● WORK INSTRUCTIONS: Each record below is to be copied word for word, with pictures removed.

start GIVEN INFORMATION

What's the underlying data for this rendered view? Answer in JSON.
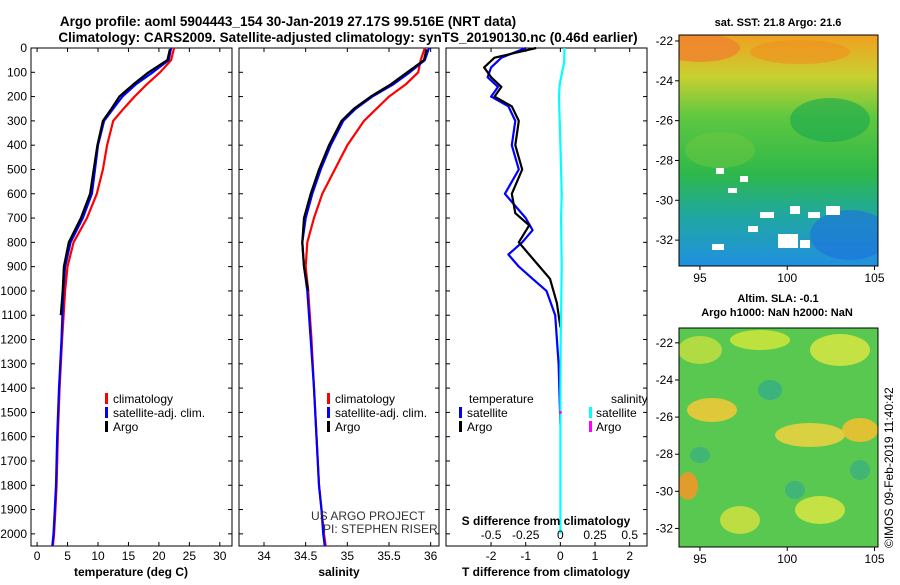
{
  "header": {
    "title_line1": "Argo profile: aoml 5904443_154 30-Jan-2019 27.17S 99.516E (NRT data)",
    "title_line2": "Climatology: CARS2009. Satellite-adjusted climatology: synTS_20190130.nc (0.46d earlier)"
  },
  "depth_axis": {
    "ticks": [
      "0",
      "100",
      "200",
      "300",
      "400",
      "500",
      "600",
      "700",
      "800",
      "900",
      "1000",
      "1100",
      "1200",
      "1300",
      "1400",
      "1500",
      "1600",
      "1700",
      "1800",
      "1900",
      "2000"
    ],
    "range": [
      0,
      2050
    ]
  },
  "chart_data": [
    {
      "type": "line",
      "name": "temperature-panel",
      "xlabel": "temperature (deg C)",
      "xlim": [
        -1,
        32
      ],
      "xticks": [
        "0",
        "5",
        "10",
        "15",
        "20",
        "25",
        "30"
      ],
      "ylabel": "depth",
      "legend": [
        "climatology",
        "satellite-adj. clim.",
        "Argo"
      ],
      "series": [
        {
          "name": "climatology",
          "color": "#ff0000",
          "x": [
            22.5,
            22.0,
            20.2,
            18.0,
            16.0,
            14.2,
            12.5,
            11.5,
            10.8,
            9.8,
            8.2,
            6.0,
            5.0,
            4.6,
            4.1,
            3.7,
            3.4,
            3.2,
            3.0,
            2.8,
            2.6
          ],
          "y": [
            0,
            50,
            100,
            150,
            200,
            250,
            300,
            400,
            500,
            600,
            700,
            800,
            900,
            1000,
            1200,
            1400,
            1600,
            1800,
            1900,
            2000,
            2050
          ]
        },
        {
          "name": "satellite-adj. clim.",
          "color": "#0000ff",
          "x": [
            22.0,
            21.6,
            19.0,
            16.2,
            14.0,
            12.5,
            11.0,
            10.0,
            9.5,
            9.0,
            7.5,
            5.5,
            4.6,
            4.3,
            4.0,
            3.6,
            3.3,
            3.1,
            2.9,
            2.7,
            2.5
          ],
          "y": [
            0,
            50,
            100,
            150,
            200,
            250,
            300,
            400,
            500,
            600,
            700,
            800,
            900,
            1000,
            1200,
            1400,
            1600,
            1800,
            1900,
            2000,
            2050
          ]
        },
        {
          "name": "Argo",
          "color": "#000000",
          "x": [
            21.8,
            21.4,
            18.3,
            15.8,
            13.5,
            12.2,
            10.8,
            9.9,
            9.3,
            8.7,
            7.2,
            5.2,
            4.4,
            4.2,
            3.9
          ],
          "y": [
            5,
            50,
            100,
            150,
            200,
            250,
            300,
            400,
            500,
            600,
            700,
            800,
            900,
            1000,
            1100
          ]
        }
      ]
    },
    {
      "type": "line",
      "name": "salinity-panel",
      "xlabel": "salinity",
      "xlim": [
        33.7,
        36.1
      ],
      "xticks": [
        "34",
        "34.5",
        "35",
        "35.5",
        "36"
      ],
      "ylabel": "depth",
      "legend": [
        "climatology",
        "satellite-adj. clim.",
        "Argo"
      ],
      "annotations": [
        "US ARGO PROJECT",
        "PI: STEPHEN RISER"
      ],
      "series": [
        {
          "name": "climatology",
          "color": "#ff0000",
          "x": [
            35.93,
            35.88,
            35.85,
            35.7,
            35.5,
            35.35,
            35.2,
            35.0,
            34.85,
            34.7,
            34.6,
            34.52,
            34.5,
            34.53,
            34.57,
            34.6,
            34.63,
            34.66,
            34.69,
            34.72,
            34.74
          ],
          "y": [
            0,
            50,
            100,
            150,
            200,
            250,
            300,
            400,
            500,
            600,
            700,
            800,
            900,
            1000,
            1200,
            1400,
            1600,
            1800,
            1900,
            2000,
            2050
          ]
        },
        {
          "name": "satellite-adj. clim.",
          "color": "#0000ff",
          "x": [
            35.98,
            35.93,
            35.75,
            35.55,
            35.3,
            35.1,
            34.95,
            34.8,
            34.68,
            34.58,
            34.5,
            34.46,
            34.48,
            34.52,
            34.56,
            34.6,
            34.63,
            34.66,
            34.69,
            34.71,
            34.73
          ],
          "y": [
            0,
            50,
            100,
            150,
            200,
            250,
            300,
            400,
            500,
            600,
            700,
            800,
            900,
            1000,
            1200,
            1400,
            1600,
            1800,
            1900,
            2000,
            2050
          ]
        },
        {
          "name": "Argo",
          "color": "#000000",
          "x": [
            35.95,
            35.92,
            35.72,
            35.52,
            35.28,
            35.08,
            34.93,
            34.78,
            34.66,
            34.56,
            34.48,
            34.46,
            34.48,
            34.53
          ],
          "y": [
            5,
            50,
            100,
            150,
            200,
            250,
            300,
            400,
            500,
            600,
            700,
            800,
            900,
            1000
          ]
        }
      ]
    },
    {
      "type": "line",
      "name": "difference-panel",
      "xlabel": "T difference from climatology",
      "top_label": "S difference from climatology",
      "xlim": [
        -3.3,
        2.5
      ],
      "xticks": [
        "-2",
        "-1",
        "0",
        "1",
        "2"
      ],
      "top_ticks": [
        "-0.5",
        "-0.25",
        "0",
        "0.25",
        "0.5"
      ],
      "legend_temperature": "temperature",
      "legend_salinity": "salinity",
      "legend_items": [
        "satellite",
        "Argo",
        "satellite",
        "Argo"
      ],
      "series": [
        {
          "name": "temperature satellite",
          "color": "#0000ff",
          "x": [
            -1.0,
            -1.7,
            -2.0,
            -2.1,
            -1.8,
            -2.0,
            -1.5,
            -1.3,
            -1.4,
            -1.2,
            -1.6,
            -1.0,
            -0.8,
            -1.1,
            -1.5,
            -1.2,
            -0.8,
            -0.4,
            -0.15,
            -0.05,
            0.0
          ],
          "y": [
            0,
            40,
            80,
            120,
            160,
            200,
            240,
            300,
            400,
            500,
            600,
            700,
            750,
            800,
            850,
            900,
            950,
            1000,
            1100,
            1300,
            1550
          ]
        },
        {
          "name": "temperature Argo",
          "color": "#000000",
          "x": [
            -0.7,
            -1.9,
            -2.2,
            -2.0,
            -1.7,
            -1.9,
            -1.4,
            -1.2,
            -1.3,
            -1.1,
            -1.4,
            -1.3,
            -0.9,
            -1.2,
            -0.9,
            -0.6,
            -0.3,
            -0.1,
            0.0
          ],
          "y": [
            0,
            40,
            80,
            120,
            160,
            200,
            240,
            300,
            400,
            500,
            600,
            680,
            730,
            800,
            850,
            900,
            950,
            1050,
            1150
          ]
        },
        {
          "name": "salinity satellite",
          "color": "#00ffff",
          "x": [
            0.12,
            0.11,
            0.05,
            -0.02,
            -0.04,
            -0.03,
            -0.02,
            0.0,
            0.02,
            0.04,
            0.02,
            0.03,
            0.04,
            0.03,
            0.02,
            0.01,
            0.0,
            0.0
          ],
          "y": [
            0,
            60,
            100,
            150,
            200,
            250,
            300,
            400,
            500,
            600,
            700,
            800,
            900,
            1000,
            1100,
            1200,
            1400,
            2000
          ]
        },
        {
          "name": "salinity Argo",
          "color": "#ff00ff",
          "x": [
            0.0
          ],
          "y": [
            1500
          ]
        }
      ]
    }
  ],
  "maps": {
    "sst_title": "sat. SST: 21.8 Argo: 21.6",
    "sla_title_line1": "Altim. SLA: -0.1",
    "sla_title_line2": "Argo h1000: NaN h2000: NaN",
    "lat_ticks": [
      "-22",
      "-24",
      "-26",
      "-28",
      "-30",
      "-32"
    ],
    "lon_ticks": [
      "95",
      "100",
      "105"
    ]
  },
  "footer": {
    "stamp": "©IMOS 09-Feb-2019 11:40:42"
  }
}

end GIVEN INFORMATION

● ANSWER BELOW:
What's the underlying data for this rendered view? Answer in JSON.
{
  "header": {
    "title_line1": "Argo profile: aoml 5904443_154 30-Jan-2019 27.17S 99.516E (NRT data)",
    "title_line2": "Climatology: CARS2009. Satellite-adjusted climatology: synTS_20190130.nc (0.46d earlier)"
  },
  "depth_axis": {
    "ticks": [
      "0",
      "100",
      "200",
      "300",
      "400",
      "500",
      "600",
      "700",
      "800",
      "900",
      "1000",
      "1100",
      "1200",
      "1300",
      "1400",
      "1500",
      "1600",
      "1700",
      "1800",
      "1900",
      "2000"
    ],
    "range": [
      0,
      2050
    ]
  },
  "chart_data": [
    {
      "type": "line",
      "name": "temperature-panel",
      "xlabel": "temperature (deg C)",
      "xlim": [
        -1,
        32
      ],
      "xticks": [
        "0",
        "5",
        "10",
        "15",
        "20",
        "25",
        "30"
      ],
      "ylabel": "depth",
      "legend": [
        "climatology",
        "satellite-adj. clim.",
        "Argo"
      ],
      "series": [
        {
          "name": "climatology",
          "color": "#ff0000",
          "x": [
            22.5,
            22.0,
            20.2,
            18.0,
            16.0,
            14.2,
            12.5,
            11.5,
            10.8,
            9.8,
            8.2,
            6.0,
            5.0,
            4.6,
            4.1,
            3.7,
            3.4,
            3.2,
            3.0,
            2.8,
            2.6
          ],
          "y": [
            0,
            50,
            100,
            150,
            200,
            250,
            300,
            400,
            500,
            600,
            700,
            800,
            900,
            1000,
            1200,
            1400,
            1600,
            1800,
            1900,
            2000,
            2050
          ]
        },
        {
          "name": "satellite-adj. clim.",
          "color": "#0000ff",
          "x": [
            22.0,
            21.6,
            19.0,
            16.2,
            14.0,
            12.5,
            11.0,
            10.0,
            9.5,
            9.0,
            7.5,
            5.5,
            4.6,
            4.3,
            4.0,
            3.6,
            3.3,
            3.1,
            2.9,
            2.7,
            2.5
          ],
          "y": [
            0,
            50,
            100,
            150,
            200,
            250,
            300,
            400,
            500,
            600,
            700,
            800,
            900,
            1000,
            1200,
            1400,
            1600,
            1800,
            1900,
            2000,
            2050
          ]
        },
        {
          "name": "Argo",
          "color": "#000000",
          "x": [
            21.8,
            21.4,
            18.3,
            15.8,
            13.5,
            12.2,
            10.8,
            9.9,
            9.3,
            8.7,
            7.2,
            5.2,
            4.4,
            4.2,
            3.9
          ],
          "y": [
            5,
            50,
            100,
            150,
            200,
            250,
            300,
            400,
            500,
            600,
            700,
            800,
            900,
            1000,
            1100
          ]
        }
      ]
    },
    {
      "type": "line",
      "name": "salinity-panel",
      "xlabel": "salinity",
      "xlim": [
        33.7,
        36.1
      ],
      "xticks": [
        "34",
        "34.5",
        "35",
        "35.5",
        "36"
      ],
      "ylabel": "depth",
      "legend": [
        "climatology",
        "satellite-adj. clim.",
        "Argo"
      ],
      "annotations": [
        "US ARGO PROJECT",
        "PI: STEPHEN RISER"
      ],
      "series": [
        {
          "name": "climatology",
          "color": "#ff0000",
          "x": [
            35.93,
            35.88,
            35.85,
            35.7,
            35.5,
            35.35,
            35.2,
            35.0,
            34.85,
            34.7,
            34.6,
            34.52,
            34.5,
            34.53,
            34.57,
            34.6,
            34.63,
            34.66,
            34.69,
            34.72,
            34.74
          ],
          "y": [
            0,
            50,
            100,
            150,
            200,
            250,
            300,
            400,
            500,
            600,
            700,
            800,
            900,
            1000,
            1200,
            1400,
            1600,
            1800,
            1900,
            2000,
            2050
          ]
        },
        {
          "name": "satellite-adj. clim.",
          "color": "#0000ff",
          "x": [
            35.98,
            35.93,
            35.75,
            35.55,
            35.3,
            35.1,
            34.95,
            34.8,
            34.68,
            34.58,
            34.5,
            34.46,
            34.48,
            34.52,
            34.56,
            34.6,
            34.63,
            34.66,
            34.69,
            34.71,
            34.73
          ],
          "y": [
            0,
            50,
            100,
            150,
            200,
            250,
            300,
            400,
            500,
            600,
            700,
            800,
            900,
            1000,
            1200,
            1400,
            1600,
            1800,
            1900,
            2000,
            2050
          ]
        },
        {
          "name": "Argo",
          "color": "#000000",
          "x": [
            35.95,
            35.92,
            35.72,
            35.52,
            35.28,
            35.08,
            34.93,
            34.78,
            34.66,
            34.56,
            34.48,
            34.46,
            34.48,
            34.53
          ],
          "y": [
            5,
            50,
            100,
            150,
            200,
            250,
            300,
            400,
            500,
            600,
            700,
            800,
            900,
            1000
          ]
        }
      ]
    },
    {
      "type": "line",
      "name": "difference-panel",
      "xlabel": "T difference from climatology",
      "top_label": "S difference from climatology",
      "xlim": [
        -3.3,
        2.5
      ],
      "xticks": [
        "-2",
        "-1",
        "0",
        "1",
        "2"
      ],
      "top_ticks": [
        "-0.5",
        "-0.25",
        "0",
        "0.25",
        "0.5"
      ],
      "legend_temperature": "temperature",
      "legend_salinity": "salinity",
      "legend_items": [
        "satellite",
        "Argo",
        "satellite",
        "Argo"
      ],
      "series": [
        {
          "name": "temperature satellite",
          "color": "#0000ff",
          "x": [
            -1.0,
            -1.7,
            -2.0,
            -2.1,
            -1.8,
            -2.0,
            -1.5,
            -1.3,
            -1.4,
            -1.2,
            -1.6,
            -1.0,
            -0.8,
            -1.1,
            -1.5,
            -1.2,
            -0.8,
            -0.4,
            -0.15,
            -0.05,
            0.0
          ],
          "y": [
            0,
            40,
            80,
            120,
            160,
            200,
            240,
            300,
            400,
            500,
            600,
            700,
            750,
            800,
            850,
            900,
            950,
            1000,
            1100,
            1300,
            1550
          ]
        },
        {
          "name": "temperature Argo",
          "color": "#000000",
          "x": [
            -0.7,
            -1.9,
            -2.2,
            -2.0,
            -1.7,
            -1.9,
            -1.4,
            -1.2,
            -1.3,
            -1.1,
            -1.4,
            -1.3,
            -0.9,
            -1.2,
            -0.9,
            -0.6,
            -0.3,
            -0.1,
            0.0
          ],
          "y": [
            0,
            40,
            80,
            120,
            160,
            200,
            240,
            300,
            400,
            500,
            600,
            680,
            730,
            800,
            850,
            900,
            950,
            1050,
            1150
          ]
        },
        {
          "name": "salinity satellite",
          "color": "#00ffff",
          "x": [
            0.12,
            0.11,
            0.05,
            -0.02,
            -0.04,
            -0.03,
            -0.02,
            0.0,
            0.02,
            0.04,
            0.02,
            0.03,
            0.04,
            0.03,
            0.02,
            0.01,
            0.0,
            0.0
          ],
          "y": [
            0,
            60,
            100,
            150,
            200,
            250,
            300,
            400,
            500,
            600,
            700,
            800,
            900,
            1000,
            1100,
            1200,
            1400,
            2000
          ]
        },
        {
          "name": "salinity Argo",
          "color": "#ff00ff",
          "x": [
            0.0
          ],
          "y": [
            1500
          ]
        }
      ]
    }
  ],
  "maps": {
    "sst_title": "sat. SST: 21.8 Argo: 21.6",
    "sla_title_line1": "Altim. SLA: -0.1",
    "sla_title_line2": "Argo h1000: NaN h2000: NaN",
    "lat_ticks": [
      "-22",
      "-24",
      "-26",
      "-28",
      "-30",
      "-32"
    ],
    "lon_ticks": [
      "95",
      "100",
      "105"
    ]
  },
  "footer": {
    "stamp": "©IMOS 09-Feb-2019 11:40:42"
  }
}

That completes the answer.